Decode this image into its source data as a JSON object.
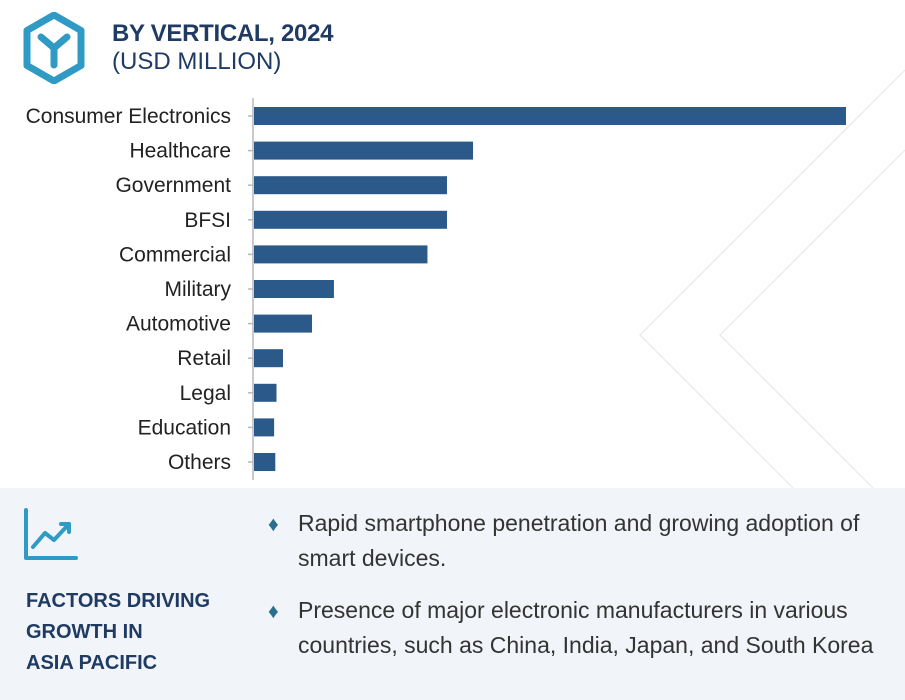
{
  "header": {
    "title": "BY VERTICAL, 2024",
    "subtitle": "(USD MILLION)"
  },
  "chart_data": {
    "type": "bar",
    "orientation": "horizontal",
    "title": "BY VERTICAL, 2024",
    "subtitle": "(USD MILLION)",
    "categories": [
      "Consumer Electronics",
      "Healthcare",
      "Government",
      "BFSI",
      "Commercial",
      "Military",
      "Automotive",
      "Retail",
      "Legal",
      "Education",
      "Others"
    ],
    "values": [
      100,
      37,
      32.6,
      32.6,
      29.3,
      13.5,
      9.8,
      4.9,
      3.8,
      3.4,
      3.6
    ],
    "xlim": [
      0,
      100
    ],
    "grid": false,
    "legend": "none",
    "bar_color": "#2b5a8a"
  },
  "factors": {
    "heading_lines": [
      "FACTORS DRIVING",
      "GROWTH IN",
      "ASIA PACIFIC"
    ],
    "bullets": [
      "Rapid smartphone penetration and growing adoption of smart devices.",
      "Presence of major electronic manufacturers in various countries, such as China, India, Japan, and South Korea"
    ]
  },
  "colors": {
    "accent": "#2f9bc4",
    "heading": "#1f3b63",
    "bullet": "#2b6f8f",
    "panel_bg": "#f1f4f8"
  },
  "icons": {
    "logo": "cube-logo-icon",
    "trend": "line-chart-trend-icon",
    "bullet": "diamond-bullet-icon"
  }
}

▶ [Goal of the exercise] Take every line from the records above that has the word "MILLION" and copy it.

▶ [Answer for this exercise]
    "subtitle": "(USD MILLION)"
    "subtitle": "(USD MILLION)",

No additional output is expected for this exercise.